# [Listed records]
— Begin —

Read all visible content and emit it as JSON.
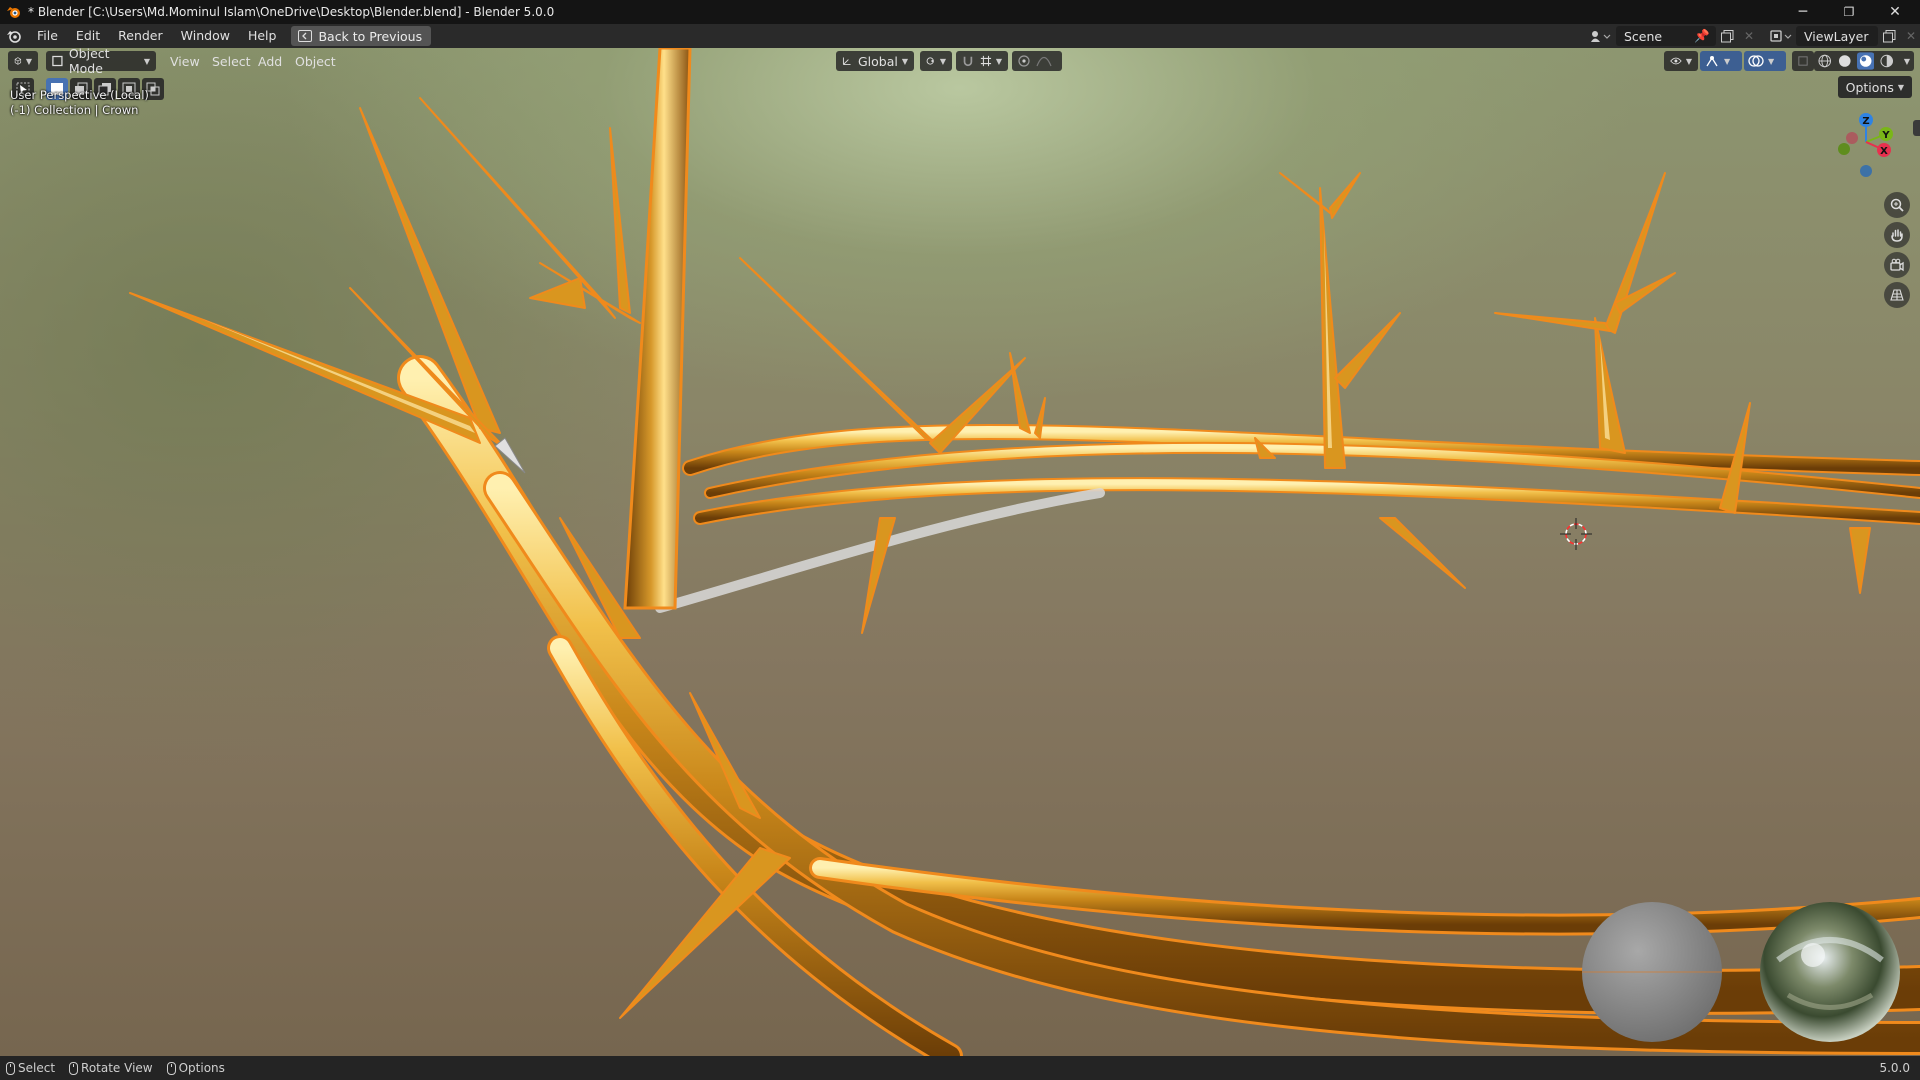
{
  "window": {
    "title": "* Blender [C:\\Users\\Md.Mominul Islam\\OneDrive\\Desktop\\Blender.blend] - Blender 5.0.0",
    "controls": {
      "minimize": "─",
      "restore": "❐",
      "close": "✕"
    }
  },
  "menubar": {
    "items": [
      "File",
      "Edit",
      "Render",
      "Window",
      "Help"
    ],
    "back_button": "Back to Previous",
    "scene_name": "Scene",
    "view_layer": "ViewLayer"
  },
  "viewport_header": {
    "mode": "Object Mode",
    "menus": [
      "View",
      "Select",
      "Add",
      "Object"
    ],
    "transform_orientation": "Global",
    "options_label": "Options"
  },
  "viewport_overlay": {
    "perspective": "User Perspective (Local)",
    "collection": "(-1) Collection | Crown"
  },
  "gizmo": {
    "z": "Z",
    "y": "Y",
    "x": "X"
  },
  "statusbar": {
    "items": [
      "Select",
      "Rotate View",
      "Options"
    ],
    "version": "5.0.0"
  },
  "colors": {
    "accent": "#4772b3",
    "gold": "#d9961f",
    "selection_outline": "#f08a1c",
    "axis_x": "#e8304e",
    "axis_y": "#7ab618",
    "axis_z": "#2f83e3"
  }
}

— End —

# [Task statement]
Write every entry out again exactly, dropping the pictures.

# [Solution to this problem]
Read all visible content and emit it as JSON.
{
  "window": {
    "title": "* Blender [C:\\Users\\Md.Mominul Islam\\OneDrive\\Desktop\\Blender.blend] - Blender 5.0.0",
    "controls": {
      "minimize": "─",
      "restore": "❐",
      "close": "✕"
    }
  },
  "menubar": {
    "items": [
      "File",
      "Edit",
      "Render",
      "Window",
      "Help"
    ],
    "back_button": "Back to Previous",
    "scene_name": "Scene",
    "view_layer": "ViewLayer"
  },
  "viewport_header": {
    "mode": "Object Mode",
    "menus": [
      "View",
      "Select",
      "Add",
      "Object"
    ],
    "transform_orientation": "Global",
    "options_label": "Options"
  },
  "viewport_overlay": {
    "perspective": "User Perspective (Local)",
    "collection": "(-1) Collection | Crown"
  },
  "gizmo": {
    "z": "Z",
    "y": "Y",
    "x": "X"
  },
  "statusbar": {
    "items": [
      "Select",
      "Rotate View",
      "Options"
    ],
    "version": "5.0.0"
  },
  "colors": {
    "accent": "#4772b3",
    "gold": "#d9961f",
    "selection_outline": "#f08a1c",
    "axis_x": "#e8304e",
    "axis_y": "#7ab618",
    "axis_z": "#2f83e3"
  }
}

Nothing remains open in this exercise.